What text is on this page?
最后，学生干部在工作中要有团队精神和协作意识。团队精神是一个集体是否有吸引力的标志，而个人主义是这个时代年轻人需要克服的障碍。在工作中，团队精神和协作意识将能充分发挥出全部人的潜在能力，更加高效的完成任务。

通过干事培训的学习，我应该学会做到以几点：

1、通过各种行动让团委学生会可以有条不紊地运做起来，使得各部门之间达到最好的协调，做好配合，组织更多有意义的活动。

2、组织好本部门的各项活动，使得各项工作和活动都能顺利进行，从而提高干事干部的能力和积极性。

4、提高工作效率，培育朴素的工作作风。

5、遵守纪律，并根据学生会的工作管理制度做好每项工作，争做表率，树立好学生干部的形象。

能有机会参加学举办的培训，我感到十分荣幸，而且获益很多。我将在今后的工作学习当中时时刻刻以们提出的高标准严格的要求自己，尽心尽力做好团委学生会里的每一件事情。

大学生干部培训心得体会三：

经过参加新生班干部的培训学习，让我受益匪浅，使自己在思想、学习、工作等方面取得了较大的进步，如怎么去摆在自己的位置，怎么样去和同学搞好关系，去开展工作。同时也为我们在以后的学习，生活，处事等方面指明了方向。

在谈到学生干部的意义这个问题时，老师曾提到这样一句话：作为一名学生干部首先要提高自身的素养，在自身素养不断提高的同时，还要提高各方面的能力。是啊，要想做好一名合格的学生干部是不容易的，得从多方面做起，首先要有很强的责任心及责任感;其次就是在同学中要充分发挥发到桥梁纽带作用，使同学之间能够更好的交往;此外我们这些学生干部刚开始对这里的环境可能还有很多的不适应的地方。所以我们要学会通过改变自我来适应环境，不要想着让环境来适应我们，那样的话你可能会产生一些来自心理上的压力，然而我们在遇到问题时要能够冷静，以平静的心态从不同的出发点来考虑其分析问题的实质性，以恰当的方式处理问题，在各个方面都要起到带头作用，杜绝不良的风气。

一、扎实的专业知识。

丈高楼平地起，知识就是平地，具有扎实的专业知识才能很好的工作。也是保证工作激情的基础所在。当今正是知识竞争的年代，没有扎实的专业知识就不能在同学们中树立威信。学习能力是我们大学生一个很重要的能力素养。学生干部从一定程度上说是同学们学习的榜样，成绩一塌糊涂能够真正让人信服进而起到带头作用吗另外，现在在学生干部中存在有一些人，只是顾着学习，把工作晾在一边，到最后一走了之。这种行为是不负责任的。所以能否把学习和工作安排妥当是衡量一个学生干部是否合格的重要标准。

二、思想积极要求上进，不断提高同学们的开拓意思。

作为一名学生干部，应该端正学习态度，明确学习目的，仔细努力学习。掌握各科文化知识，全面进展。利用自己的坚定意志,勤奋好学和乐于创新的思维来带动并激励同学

•••••

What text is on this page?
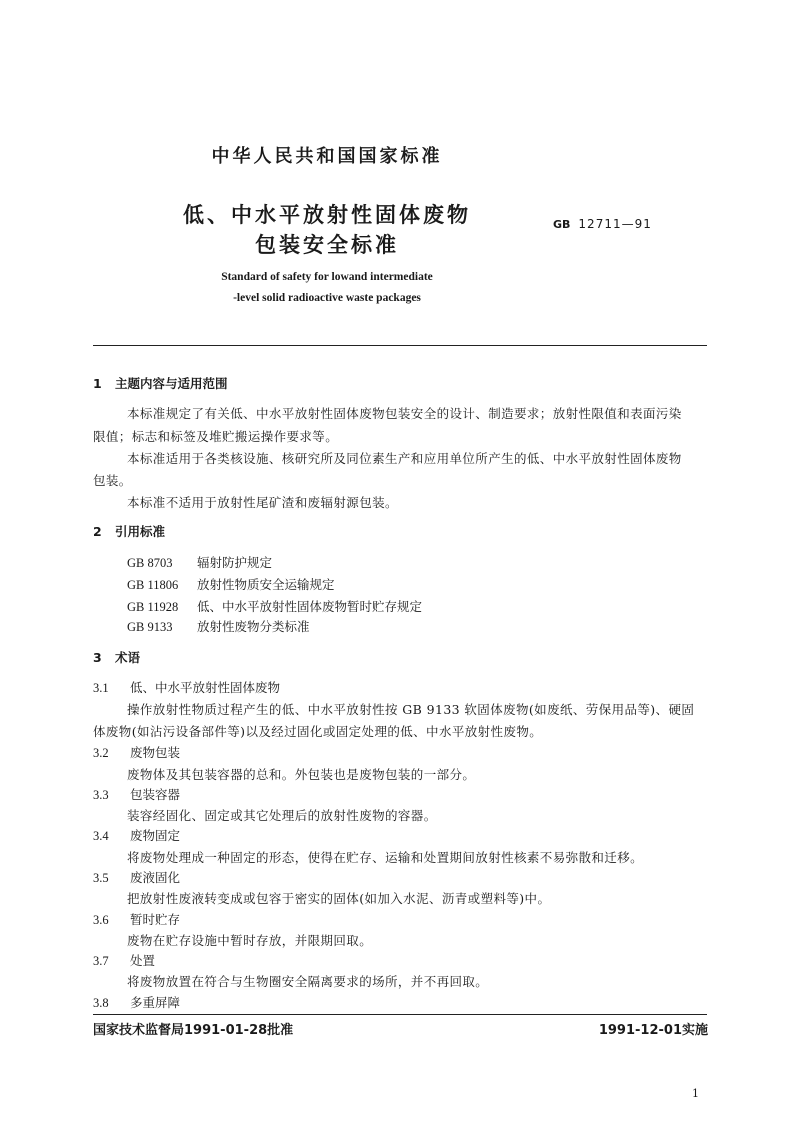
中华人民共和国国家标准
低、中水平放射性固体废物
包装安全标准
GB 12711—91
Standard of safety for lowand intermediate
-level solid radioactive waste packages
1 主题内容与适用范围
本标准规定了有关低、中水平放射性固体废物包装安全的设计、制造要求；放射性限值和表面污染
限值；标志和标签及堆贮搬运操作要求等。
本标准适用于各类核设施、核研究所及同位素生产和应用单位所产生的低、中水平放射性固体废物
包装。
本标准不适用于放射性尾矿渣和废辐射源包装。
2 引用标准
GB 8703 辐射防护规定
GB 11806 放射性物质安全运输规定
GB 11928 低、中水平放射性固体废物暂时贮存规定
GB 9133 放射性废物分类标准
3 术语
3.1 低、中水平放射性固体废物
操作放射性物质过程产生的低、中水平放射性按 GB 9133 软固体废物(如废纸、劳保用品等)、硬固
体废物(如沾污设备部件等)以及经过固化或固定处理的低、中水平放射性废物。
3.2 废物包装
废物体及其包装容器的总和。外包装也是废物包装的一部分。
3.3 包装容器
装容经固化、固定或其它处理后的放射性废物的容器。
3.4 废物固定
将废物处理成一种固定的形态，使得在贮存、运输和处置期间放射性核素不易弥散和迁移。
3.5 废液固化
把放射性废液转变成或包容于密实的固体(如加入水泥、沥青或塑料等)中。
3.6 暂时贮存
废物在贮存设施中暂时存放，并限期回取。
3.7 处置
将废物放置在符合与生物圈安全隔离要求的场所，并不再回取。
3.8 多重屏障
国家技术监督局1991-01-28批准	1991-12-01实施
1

•••••

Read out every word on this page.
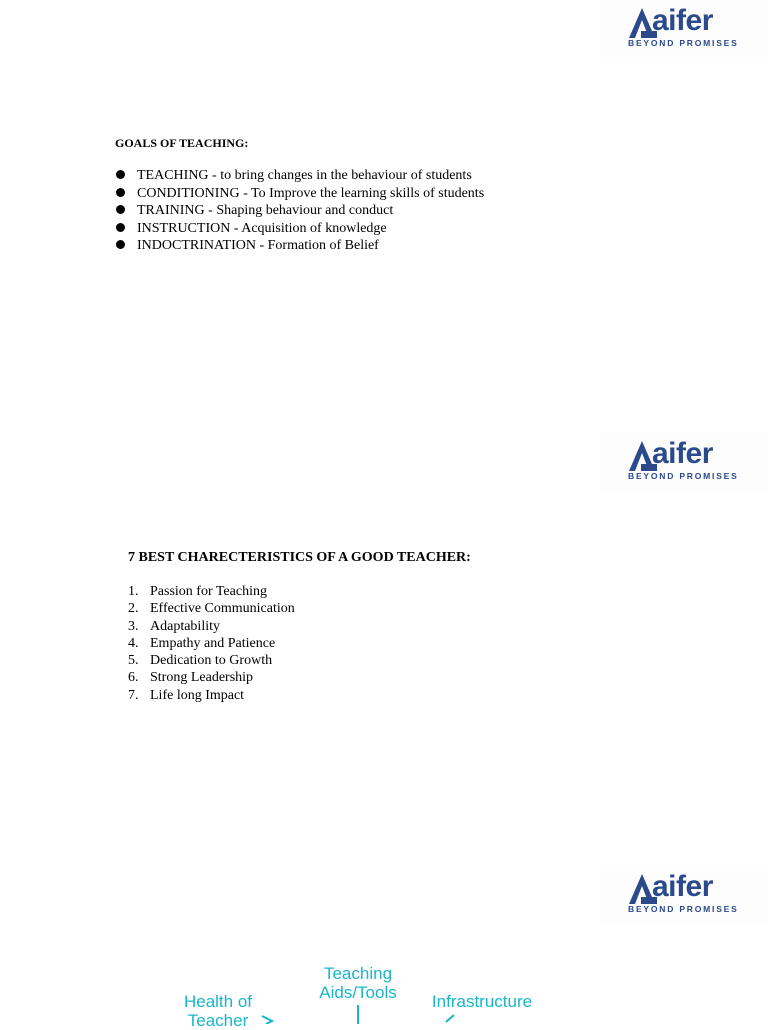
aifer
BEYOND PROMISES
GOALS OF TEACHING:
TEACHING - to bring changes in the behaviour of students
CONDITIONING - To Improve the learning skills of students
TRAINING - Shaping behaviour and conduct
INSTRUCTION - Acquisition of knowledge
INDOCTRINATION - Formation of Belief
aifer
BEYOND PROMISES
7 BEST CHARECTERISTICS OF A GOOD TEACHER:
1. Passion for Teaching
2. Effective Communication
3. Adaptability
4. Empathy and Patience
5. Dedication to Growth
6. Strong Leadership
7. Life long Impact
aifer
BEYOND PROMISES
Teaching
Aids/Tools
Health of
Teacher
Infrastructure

•••••

**Given exercise**
Of all the lines in the listing above, how many include "behaviour"? Write only the number.

**Problem solution**
2